Lines that contain the string "name" are to be copied; leave out all others.

§ §

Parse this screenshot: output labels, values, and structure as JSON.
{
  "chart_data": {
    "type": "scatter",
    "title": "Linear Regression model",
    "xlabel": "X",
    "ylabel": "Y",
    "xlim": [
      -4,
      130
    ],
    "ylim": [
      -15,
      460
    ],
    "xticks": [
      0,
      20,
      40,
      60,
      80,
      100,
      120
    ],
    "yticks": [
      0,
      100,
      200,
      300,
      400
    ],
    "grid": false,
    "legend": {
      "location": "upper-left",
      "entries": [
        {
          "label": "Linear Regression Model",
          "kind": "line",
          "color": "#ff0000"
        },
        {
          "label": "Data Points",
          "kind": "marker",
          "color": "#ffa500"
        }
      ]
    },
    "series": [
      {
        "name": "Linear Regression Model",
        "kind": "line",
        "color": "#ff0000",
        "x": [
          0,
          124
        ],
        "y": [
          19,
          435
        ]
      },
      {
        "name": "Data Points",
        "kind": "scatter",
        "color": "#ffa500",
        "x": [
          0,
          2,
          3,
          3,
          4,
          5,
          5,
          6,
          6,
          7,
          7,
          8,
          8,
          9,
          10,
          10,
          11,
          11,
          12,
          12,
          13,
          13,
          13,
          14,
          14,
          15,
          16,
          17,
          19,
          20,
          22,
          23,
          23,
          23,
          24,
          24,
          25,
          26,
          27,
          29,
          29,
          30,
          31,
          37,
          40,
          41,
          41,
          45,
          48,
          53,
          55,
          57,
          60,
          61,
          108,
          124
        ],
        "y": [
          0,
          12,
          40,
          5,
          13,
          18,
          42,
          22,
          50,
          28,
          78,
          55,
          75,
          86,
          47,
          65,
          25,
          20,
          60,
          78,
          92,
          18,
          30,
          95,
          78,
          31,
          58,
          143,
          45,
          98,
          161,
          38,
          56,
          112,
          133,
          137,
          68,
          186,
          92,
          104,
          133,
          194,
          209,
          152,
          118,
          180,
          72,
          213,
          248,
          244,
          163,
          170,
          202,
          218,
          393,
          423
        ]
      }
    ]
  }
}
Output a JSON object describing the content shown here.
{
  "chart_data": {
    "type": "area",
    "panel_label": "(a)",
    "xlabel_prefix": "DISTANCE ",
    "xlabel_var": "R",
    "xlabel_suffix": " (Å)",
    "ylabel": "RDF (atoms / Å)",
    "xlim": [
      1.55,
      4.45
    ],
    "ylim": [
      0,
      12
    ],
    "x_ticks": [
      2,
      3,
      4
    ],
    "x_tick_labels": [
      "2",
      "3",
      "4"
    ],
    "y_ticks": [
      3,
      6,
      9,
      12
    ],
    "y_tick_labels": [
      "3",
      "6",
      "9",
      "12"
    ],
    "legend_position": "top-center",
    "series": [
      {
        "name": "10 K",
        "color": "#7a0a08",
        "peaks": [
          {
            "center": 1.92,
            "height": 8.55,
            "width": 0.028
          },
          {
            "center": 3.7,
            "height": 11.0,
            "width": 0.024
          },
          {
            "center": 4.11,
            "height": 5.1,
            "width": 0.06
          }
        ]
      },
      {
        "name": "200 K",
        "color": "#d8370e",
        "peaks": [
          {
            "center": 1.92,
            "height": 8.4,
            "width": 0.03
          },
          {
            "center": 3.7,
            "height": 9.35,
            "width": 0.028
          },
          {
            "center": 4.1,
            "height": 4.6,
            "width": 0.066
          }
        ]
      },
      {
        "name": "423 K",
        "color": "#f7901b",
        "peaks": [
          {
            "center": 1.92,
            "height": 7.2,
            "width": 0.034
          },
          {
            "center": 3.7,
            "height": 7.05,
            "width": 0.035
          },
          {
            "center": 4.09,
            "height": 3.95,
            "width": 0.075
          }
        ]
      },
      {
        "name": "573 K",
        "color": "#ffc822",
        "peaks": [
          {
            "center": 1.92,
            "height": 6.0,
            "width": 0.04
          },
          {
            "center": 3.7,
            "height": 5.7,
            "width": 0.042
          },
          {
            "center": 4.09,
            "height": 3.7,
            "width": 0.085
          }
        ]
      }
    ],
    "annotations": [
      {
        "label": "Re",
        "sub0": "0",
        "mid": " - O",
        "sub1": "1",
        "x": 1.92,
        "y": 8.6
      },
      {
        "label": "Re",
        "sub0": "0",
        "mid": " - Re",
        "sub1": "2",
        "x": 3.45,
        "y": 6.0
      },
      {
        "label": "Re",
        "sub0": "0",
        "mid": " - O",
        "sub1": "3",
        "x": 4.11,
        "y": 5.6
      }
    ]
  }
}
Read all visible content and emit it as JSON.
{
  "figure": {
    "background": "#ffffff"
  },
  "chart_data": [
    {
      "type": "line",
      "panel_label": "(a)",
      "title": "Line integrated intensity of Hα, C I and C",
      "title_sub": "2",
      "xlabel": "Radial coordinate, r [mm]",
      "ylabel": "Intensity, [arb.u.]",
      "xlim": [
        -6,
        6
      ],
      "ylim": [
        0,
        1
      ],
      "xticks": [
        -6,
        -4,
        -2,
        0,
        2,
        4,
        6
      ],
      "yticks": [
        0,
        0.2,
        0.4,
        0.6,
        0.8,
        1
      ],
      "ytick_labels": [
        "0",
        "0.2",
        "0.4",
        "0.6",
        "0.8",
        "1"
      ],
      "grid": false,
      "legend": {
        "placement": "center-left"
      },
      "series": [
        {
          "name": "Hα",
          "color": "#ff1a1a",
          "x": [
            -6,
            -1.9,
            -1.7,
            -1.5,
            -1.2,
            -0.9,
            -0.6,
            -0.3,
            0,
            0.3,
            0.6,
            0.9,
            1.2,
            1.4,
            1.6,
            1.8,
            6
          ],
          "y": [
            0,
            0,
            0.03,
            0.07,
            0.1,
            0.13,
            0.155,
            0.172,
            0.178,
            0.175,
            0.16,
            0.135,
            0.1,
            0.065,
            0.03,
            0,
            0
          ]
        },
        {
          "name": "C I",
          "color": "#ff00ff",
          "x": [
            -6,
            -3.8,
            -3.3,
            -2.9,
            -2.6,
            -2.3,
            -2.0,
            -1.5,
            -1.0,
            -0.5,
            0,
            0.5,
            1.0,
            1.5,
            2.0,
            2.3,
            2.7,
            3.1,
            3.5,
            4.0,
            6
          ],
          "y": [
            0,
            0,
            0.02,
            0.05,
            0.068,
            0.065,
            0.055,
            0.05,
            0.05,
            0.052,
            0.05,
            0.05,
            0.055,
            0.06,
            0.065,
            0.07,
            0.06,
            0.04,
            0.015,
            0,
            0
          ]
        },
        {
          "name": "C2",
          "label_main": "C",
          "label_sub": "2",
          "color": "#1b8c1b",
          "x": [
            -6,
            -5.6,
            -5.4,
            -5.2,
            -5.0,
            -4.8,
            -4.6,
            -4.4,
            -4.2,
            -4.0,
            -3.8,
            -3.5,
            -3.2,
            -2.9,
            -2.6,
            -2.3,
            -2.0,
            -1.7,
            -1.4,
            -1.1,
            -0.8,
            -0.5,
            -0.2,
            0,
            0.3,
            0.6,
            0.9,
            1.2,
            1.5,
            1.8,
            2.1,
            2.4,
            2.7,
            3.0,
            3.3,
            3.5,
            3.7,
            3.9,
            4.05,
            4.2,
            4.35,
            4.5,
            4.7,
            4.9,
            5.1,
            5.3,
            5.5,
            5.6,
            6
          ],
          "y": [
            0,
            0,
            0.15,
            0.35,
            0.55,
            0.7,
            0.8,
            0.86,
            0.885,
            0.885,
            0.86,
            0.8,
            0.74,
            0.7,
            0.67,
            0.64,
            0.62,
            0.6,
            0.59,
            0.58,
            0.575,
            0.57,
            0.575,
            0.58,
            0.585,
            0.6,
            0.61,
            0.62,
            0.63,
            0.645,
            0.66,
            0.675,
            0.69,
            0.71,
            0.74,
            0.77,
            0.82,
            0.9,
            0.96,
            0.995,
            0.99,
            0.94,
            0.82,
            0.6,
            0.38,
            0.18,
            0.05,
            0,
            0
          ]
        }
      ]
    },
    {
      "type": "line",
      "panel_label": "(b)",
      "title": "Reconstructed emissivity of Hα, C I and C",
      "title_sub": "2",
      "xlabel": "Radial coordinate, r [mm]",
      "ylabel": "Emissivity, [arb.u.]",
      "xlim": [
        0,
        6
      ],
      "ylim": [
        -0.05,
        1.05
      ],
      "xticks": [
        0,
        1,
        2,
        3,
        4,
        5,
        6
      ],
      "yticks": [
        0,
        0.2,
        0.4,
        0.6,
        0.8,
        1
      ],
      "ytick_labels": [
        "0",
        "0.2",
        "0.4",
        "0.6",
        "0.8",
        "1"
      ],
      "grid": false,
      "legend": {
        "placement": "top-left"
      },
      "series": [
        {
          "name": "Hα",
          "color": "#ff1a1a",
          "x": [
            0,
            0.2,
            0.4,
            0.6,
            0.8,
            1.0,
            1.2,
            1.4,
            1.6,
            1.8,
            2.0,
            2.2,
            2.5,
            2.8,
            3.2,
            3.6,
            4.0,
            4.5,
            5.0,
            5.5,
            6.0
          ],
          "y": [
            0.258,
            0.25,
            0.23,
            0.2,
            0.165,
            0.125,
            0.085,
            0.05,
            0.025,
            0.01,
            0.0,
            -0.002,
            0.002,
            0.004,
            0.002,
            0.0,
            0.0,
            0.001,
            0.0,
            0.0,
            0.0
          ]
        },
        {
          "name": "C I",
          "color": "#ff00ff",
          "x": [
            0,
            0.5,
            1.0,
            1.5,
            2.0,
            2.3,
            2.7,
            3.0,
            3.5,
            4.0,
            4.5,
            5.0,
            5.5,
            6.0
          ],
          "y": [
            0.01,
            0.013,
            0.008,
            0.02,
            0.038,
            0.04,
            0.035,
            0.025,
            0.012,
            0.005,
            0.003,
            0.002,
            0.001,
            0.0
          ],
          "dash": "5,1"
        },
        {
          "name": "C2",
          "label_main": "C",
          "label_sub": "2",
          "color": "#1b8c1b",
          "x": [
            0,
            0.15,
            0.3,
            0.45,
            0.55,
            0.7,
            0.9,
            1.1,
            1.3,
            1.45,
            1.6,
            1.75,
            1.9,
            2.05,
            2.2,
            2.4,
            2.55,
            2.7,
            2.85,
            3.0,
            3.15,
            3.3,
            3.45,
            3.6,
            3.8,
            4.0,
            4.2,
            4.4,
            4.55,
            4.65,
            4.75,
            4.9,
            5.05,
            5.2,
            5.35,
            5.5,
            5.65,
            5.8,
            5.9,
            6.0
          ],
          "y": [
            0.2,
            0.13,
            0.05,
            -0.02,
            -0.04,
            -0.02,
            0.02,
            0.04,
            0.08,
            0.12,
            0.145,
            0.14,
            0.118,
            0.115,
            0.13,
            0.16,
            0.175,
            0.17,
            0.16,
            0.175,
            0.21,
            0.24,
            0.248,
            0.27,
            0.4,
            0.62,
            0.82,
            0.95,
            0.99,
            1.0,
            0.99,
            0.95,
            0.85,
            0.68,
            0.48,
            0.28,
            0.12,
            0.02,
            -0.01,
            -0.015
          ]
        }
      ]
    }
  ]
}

§ §

**Finished answer**
        "name": "Linear Regression Model",
        "name": "Data Points",
        "name": "10 K",
        "name": "200 K",
        "name": "423 K",
        "name": "573 K",
          "name": "Hα",
          "name": "C I",
          "name": "C2",
          "name": "Hα",
          "name": "C I",
          "name": "C2",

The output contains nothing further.